[start of Listed entries]
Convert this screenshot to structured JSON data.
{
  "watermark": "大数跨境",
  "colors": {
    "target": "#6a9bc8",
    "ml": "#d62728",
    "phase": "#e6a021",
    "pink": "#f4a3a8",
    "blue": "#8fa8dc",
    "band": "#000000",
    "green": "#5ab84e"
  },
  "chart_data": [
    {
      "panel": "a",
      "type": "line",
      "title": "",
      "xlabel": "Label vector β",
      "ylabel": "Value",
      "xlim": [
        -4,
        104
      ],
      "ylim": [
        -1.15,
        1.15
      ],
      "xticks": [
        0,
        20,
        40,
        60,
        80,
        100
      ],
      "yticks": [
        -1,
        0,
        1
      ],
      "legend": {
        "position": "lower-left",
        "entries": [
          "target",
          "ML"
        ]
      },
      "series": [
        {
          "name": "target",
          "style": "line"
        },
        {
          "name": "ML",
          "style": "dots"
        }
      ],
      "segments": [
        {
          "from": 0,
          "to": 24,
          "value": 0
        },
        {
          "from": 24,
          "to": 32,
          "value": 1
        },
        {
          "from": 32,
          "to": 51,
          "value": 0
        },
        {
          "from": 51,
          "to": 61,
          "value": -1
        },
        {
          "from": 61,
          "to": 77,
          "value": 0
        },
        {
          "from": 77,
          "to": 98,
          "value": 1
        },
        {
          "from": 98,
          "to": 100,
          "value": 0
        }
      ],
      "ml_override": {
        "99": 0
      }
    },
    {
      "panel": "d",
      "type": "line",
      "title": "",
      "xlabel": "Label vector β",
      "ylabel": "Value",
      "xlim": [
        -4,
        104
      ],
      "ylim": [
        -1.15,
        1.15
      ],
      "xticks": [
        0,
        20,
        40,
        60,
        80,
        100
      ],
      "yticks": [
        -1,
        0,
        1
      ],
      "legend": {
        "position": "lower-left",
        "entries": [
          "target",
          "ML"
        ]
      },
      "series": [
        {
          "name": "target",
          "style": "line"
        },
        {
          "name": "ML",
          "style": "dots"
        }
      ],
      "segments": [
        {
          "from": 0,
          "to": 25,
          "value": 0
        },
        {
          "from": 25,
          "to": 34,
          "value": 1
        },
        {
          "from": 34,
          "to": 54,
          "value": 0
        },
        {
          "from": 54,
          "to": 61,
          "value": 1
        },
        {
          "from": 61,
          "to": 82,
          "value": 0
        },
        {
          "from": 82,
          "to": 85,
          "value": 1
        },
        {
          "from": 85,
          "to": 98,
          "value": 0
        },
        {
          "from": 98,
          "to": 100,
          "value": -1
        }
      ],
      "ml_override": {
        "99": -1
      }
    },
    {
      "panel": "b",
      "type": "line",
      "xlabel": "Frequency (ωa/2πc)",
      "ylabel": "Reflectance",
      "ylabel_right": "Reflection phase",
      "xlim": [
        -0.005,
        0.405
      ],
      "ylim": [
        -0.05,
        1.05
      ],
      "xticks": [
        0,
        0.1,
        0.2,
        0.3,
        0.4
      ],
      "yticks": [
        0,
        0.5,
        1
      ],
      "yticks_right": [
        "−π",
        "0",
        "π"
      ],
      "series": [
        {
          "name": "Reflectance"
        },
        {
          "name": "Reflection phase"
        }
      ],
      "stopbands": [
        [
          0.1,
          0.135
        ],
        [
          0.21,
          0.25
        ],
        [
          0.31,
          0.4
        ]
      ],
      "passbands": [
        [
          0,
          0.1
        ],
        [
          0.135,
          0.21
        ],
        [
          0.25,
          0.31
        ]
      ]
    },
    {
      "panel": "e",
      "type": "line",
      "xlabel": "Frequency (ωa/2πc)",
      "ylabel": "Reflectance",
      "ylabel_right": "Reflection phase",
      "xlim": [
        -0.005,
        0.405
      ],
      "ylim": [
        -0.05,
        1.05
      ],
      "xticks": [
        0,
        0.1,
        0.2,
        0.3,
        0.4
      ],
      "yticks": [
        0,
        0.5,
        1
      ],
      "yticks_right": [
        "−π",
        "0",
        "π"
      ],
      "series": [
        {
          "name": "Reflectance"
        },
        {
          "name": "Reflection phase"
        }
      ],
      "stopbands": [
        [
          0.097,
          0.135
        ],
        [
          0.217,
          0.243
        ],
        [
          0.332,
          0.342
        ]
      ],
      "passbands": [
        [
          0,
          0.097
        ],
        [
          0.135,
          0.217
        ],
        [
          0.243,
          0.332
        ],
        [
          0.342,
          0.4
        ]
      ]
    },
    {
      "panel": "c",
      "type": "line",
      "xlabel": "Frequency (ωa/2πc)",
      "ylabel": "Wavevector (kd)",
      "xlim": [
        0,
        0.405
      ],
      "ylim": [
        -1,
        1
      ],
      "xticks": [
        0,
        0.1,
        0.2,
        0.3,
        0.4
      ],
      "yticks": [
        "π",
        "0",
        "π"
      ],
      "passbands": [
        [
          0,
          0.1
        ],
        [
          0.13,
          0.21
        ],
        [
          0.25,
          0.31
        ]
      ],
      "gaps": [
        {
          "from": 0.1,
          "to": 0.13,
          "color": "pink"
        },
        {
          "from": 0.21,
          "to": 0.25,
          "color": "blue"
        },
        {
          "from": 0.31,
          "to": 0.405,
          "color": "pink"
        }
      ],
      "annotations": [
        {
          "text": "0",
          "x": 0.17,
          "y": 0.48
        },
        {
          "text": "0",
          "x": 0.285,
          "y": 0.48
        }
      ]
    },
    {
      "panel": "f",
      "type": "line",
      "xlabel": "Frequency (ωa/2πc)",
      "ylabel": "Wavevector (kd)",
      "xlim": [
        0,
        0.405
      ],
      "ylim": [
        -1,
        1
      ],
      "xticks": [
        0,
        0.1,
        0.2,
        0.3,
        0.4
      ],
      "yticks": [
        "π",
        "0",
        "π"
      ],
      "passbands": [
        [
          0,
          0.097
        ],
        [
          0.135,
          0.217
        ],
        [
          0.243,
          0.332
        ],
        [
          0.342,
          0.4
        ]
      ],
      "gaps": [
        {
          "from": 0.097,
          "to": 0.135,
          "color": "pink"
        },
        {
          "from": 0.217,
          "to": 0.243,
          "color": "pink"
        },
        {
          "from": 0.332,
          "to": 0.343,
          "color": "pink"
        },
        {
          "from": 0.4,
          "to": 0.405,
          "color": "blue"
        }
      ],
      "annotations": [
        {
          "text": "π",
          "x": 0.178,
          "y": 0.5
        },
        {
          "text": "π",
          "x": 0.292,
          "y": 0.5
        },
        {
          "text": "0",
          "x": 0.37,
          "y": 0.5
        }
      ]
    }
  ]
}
[end of Listed entries]
• **Work to be completed**: The records above must be output exactly, in full.

• **Result for this exercise**:
Convert this screenshot to structured JSON data.
{
  "watermark": "大数跨境",
  "colors": {
    "target": "#6a9bc8",
    "ml": "#d62728",
    "phase": "#e6a021",
    "pink": "#f4a3a8",
    "blue": "#8fa8dc",
    "band": "#000000",
    "green": "#5ab84e"
  },
  "chart_data": [
    {
      "panel": "a",
      "type": "line",
      "title": "",
      "xlabel": "Label vector β",
      "ylabel": "Value",
      "xlim": [
        -4,
        104
      ],
      "ylim": [
        -1.15,
        1.15
      ],
      "xticks": [
        0,
        20,
        40,
        60,
        80,
        100
      ],
      "yticks": [
        -1,
        0,
        1
      ],
      "legend": {
        "position": "lower-left",
        "entries": [
          "target",
          "ML"
        ]
      },
      "series": [
        {
          "name": "target",
          "style": "line"
        },
        {
          "name": "ML",
          "style": "dots"
        }
      ],
      "segments": [
        {
          "from": 0,
          "to": 24,
          "value": 0
        },
        {
          "from": 24,
          "to": 32,
          "value": 1
        },
        {
          "from": 32,
          "to": 51,
          "value": 0
        },
        {
          "from": 51,
          "to": 61,
          "value": -1
        },
        {
          "from": 61,
          "to": 77,
          "value": 0
        },
        {
          "from": 77,
          "to": 98,
          "value": 1
        },
        {
          "from": 98,
          "to": 100,
          "value": 0
        }
      ],
      "ml_override": {
        "99": 0
      }
    },
    {
      "panel": "d",
      "type": "line",
      "title": "",
      "xlabel": "Label vector β",
      "ylabel": "Value",
      "xlim": [
        -4,
        104
      ],
      "ylim": [
        -1.15,
        1.15
      ],
      "xticks": [
        0,
        20,
        40,
        60,
        80,
        100
      ],
      "yticks": [
        -1,
        0,
        1
      ],
      "legend": {
        "position": "lower-left",
        "entries": [
          "target",
          "ML"
        ]
      },
      "series": [
        {
          "name": "target",
          "style": "line"
        },
        {
          "name": "ML",
          "style": "dots"
        }
      ],
      "segments": [
        {
          "from": 0,
          "to": 25,
          "value": 0
        },
        {
          "from": 25,
          "to": 34,
          "value": 1
        },
        {
          "from": 34,
          "to": 54,
          "value": 0
        },
        {
          "from": 54,
          "to": 61,
          "value": 1
        },
        {
          "from": 61,
          "to": 82,
          "value": 0
        },
        {
          "from": 82,
          "to": 85,
          "value": 1
        },
        {
          "from": 85,
          "to": 98,
          "value": 0
        },
        {
          "from": 98,
          "to": 100,
          "value": -1
        }
      ],
      "ml_override": {
        "99": -1
      }
    },
    {
      "panel": "b",
      "type": "line",
      "xlabel": "Frequency (ωa/2πc)",
      "ylabel": "Reflectance",
      "ylabel_right": "Reflection phase",
      "xlim": [
        -0.005,
        0.405
      ],
      "ylim": [
        -0.05,
        1.05
      ],
      "xticks": [
        0,
        0.1,
        0.2,
        0.3,
        0.4
      ],
      "yticks": [
        0,
        0.5,
        1
      ],
      "yticks_right": [
        "−π",
        "0",
        "π"
      ],
      "series": [
        {
          "name": "Reflectance"
        },
        {
          "name": "Reflection phase"
        }
      ],
      "stopbands": [
        [
          0.1,
          0.135
        ],
        [
          0.21,
          0.25
        ],
        [
          0.31,
          0.4
        ]
      ],
      "passbands": [
        [
          0,
          0.1
        ],
        [
          0.135,
          0.21
        ],
        [
          0.25,
          0.31
        ]
      ]
    },
    {
      "panel": "e",
      "type": "line",
      "xlabel": "Frequency (ωa/2πc)",
      "ylabel": "Reflectance",
      "ylabel_right": "Reflection phase",
      "xlim": [
        -0.005,
        0.405
      ],
      "ylim": [
        -0.05,
        1.05
      ],
      "xticks": [
        0,
        0.1,
        0.2,
        0.3,
        0.4
      ],
      "yticks": [
        0,
        0.5,
        1
      ],
      "yticks_right": [
        "−π",
        "0",
        "π"
      ],
      "series": [
        {
          "name": "Reflectance"
        },
        {
          "name": "Reflection phase"
        }
      ],
      "stopbands": [
        [
          0.097,
          0.135
        ],
        [
          0.217,
          0.243
        ],
        [
          0.332,
          0.342
        ]
      ],
      "passbands": [
        [
          0,
          0.097
        ],
        [
          0.135,
          0.217
        ],
        [
          0.243,
          0.332
        ],
        [
          0.342,
          0.4
        ]
      ]
    },
    {
      "panel": "c",
      "type": "line",
      "xlabel": "Frequency (ωa/2πc)",
      "ylabel": "Wavevector (kd)",
      "xlim": [
        0,
        0.405
      ],
      "ylim": [
        -1,
        1
      ],
      "xticks": [
        0,
        0.1,
        0.2,
        0.3,
        0.4
      ],
      "yticks": [
        "π",
        "0",
        "π"
      ],
      "passbands": [
        [
          0,
          0.1
        ],
        [
          0.13,
          0.21
        ],
        [
          0.25,
          0.31
        ]
      ],
      "gaps": [
        {
          "from": 0.1,
          "to": 0.13,
          "color": "pink"
        },
        {
          "from": 0.21,
          "to": 0.25,
          "color": "blue"
        },
        {
          "from": 0.31,
          "to": 0.405,
          "color": "pink"
        }
      ],
      "annotations": [
        {
          "text": "0",
          "x": 0.17,
          "y": 0.48
        },
        {
          "text": "0",
          "x": 0.285,
          "y": 0.48
        }
      ]
    },
    {
      "panel": "f",
      "type": "line",
      "xlabel": "Frequency (ωa/2πc)",
      "ylabel": "Wavevector (kd)",
      "xlim": [
        0,
        0.405
      ],
      "ylim": [
        -1,
        1
      ],
      "xticks": [
        0,
        0.1,
        0.2,
        0.3,
        0.4
      ],
      "yticks": [
        "π",
        "0",
        "π"
      ],
      "passbands": [
        [
          0,
          0.097
        ],
        [
          0.135,
          0.217
        ],
        [
          0.243,
          0.332
        ],
        [
          0.342,
          0.4
        ]
      ],
      "gaps": [
        {
          "from": 0.097,
          "to": 0.135,
          "color": "pink"
        },
        {
          "from": 0.217,
          "to": 0.243,
          "color": "pink"
        },
        {
          "from": 0.332,
          "to": 0.343,
          "color": "pink"
        },
        {
          "from": 0.4,
          "to": 0.405,
          "color": "blue"
        }
      ],
      "annotations": [
        {
          "text": "π",
          "x": 0.178,
          "y": 0.5
        },
        {
          "text": "π",
          "x": 0.292,
          "y": 0.5
        },
        {
          "text": "0",
          "x": 0.37,
          "y": 0.5
        }
      ]
    }
  ]
}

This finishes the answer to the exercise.